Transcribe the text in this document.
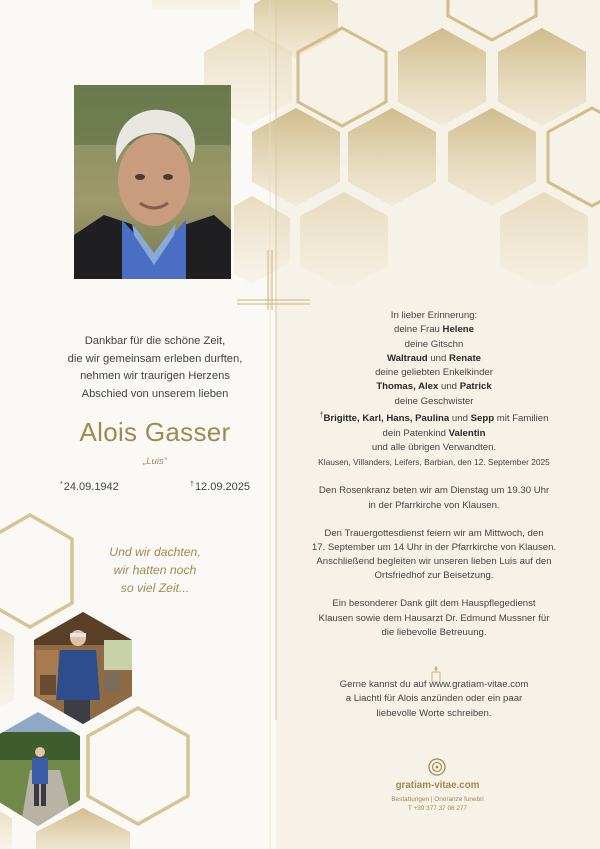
Dankbar für die schöne Zeit,
die wir gemeinsam erleben durften,
nehmen wir traurigen Herzens
Abschied von unserem lieben
Alois Gasser
„Luis“
*24.09.1942	†12.09.2025
Und wir dachten,
wir hatten noch
so viel Zeit...

In lieber Erinnerung:

deine Frau Helene

deine Gitschn

Waltraud und Renate

deine geliebten Enkelkinder

Thomas, Alex und Patrick

deine Geschwister

†Brigitte, Karl, Hans, Paulina und Sepp mit Familien

dein Patenkind Valentin

und alle übrigen Verwandten.

Klausen, Villanders, Leifers, Barbian, den 12. September 2025

Den Rosenkranz beten wir am Dienstag um 19.30 Uhr

in der Pfarrkirche von Klausen.

Den Trauergottesdienst feiern wir am Mittwoch, den

17. September um 14 Uhr in der Pfarrkirche von Klausen.

Anschließend begleiten wir unseren lieben Luis auf den

Ortsfriedhof zur Beisetzung.

Ein besonderer Dank gilt dem Hauspflegedienst

Klausen sowie dem Hausarzt Dr. Edmund Mussner für

die liebevolle Betreuung.

Gerne kannst du auf www.gratiam-vitae.com

a Liachtl für Alois anzünden oder ein paar

liebevolle Worte schreiben.

gratiam-vitae.com
Bestattungen | Onoranze funebri
T +39 377 37 08 277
-=-=-
• Task details:
Reproduce the data above in full, exactly as it is, with the pictures left out.

• The result:
Transcribe the text in this document.
Dankbar für die schöne Zeit,
die wir gemeinsam erleben durften,
nehmen wir traurigen Herzens
Abschied von unserem lieben
Alois Gasser
„Luis“
*24.09.1942	†12.09.2025
Und wir dachten,
wir hatten noch
so viel Zeit...

In lieber Erinnerung:

deine Frau Helene

deine Gitschn

Waltraud und Renate

deine geliebten Enkelkinder

Thomas, Alex und Patrick

deine Geschwister

†Brigitte, Karl, Hans, Paulina und Sepp mit Familien

dein Patenkind Valentin

und alle übrigen Verwandten.

Klausen, Villanders, Leifers, Barbian, den 12. September 2025

Den Rosenkranz beten wir am Dienstag um 19.30 Uhr

in der Pfarrkirche von Klausen.

Den Trauergottesdienst feiern wir am Mittwoch, den

17. September um 14 Uhr in der Pfarrkirche von Klausen.

Anschließend begleiten wir unseren lieben Luis auf den

Ortsfriedhof zur Beisetzung.

Ein besonderer Dank gilt dem Hauspflegedienst

Klausen sowie dem Hausarzt Dr. Edmund Mussner für

die liebevolle Betreuung.

Gerne kannst du auf www.gratiam-vitae.com

a Liachtl für Alois anzünden oder ein paar

liebevolle Worte schreiben.

gratiam-vitae.com
Bestattungen | Onoranze funebri
T +39 377 37 08 277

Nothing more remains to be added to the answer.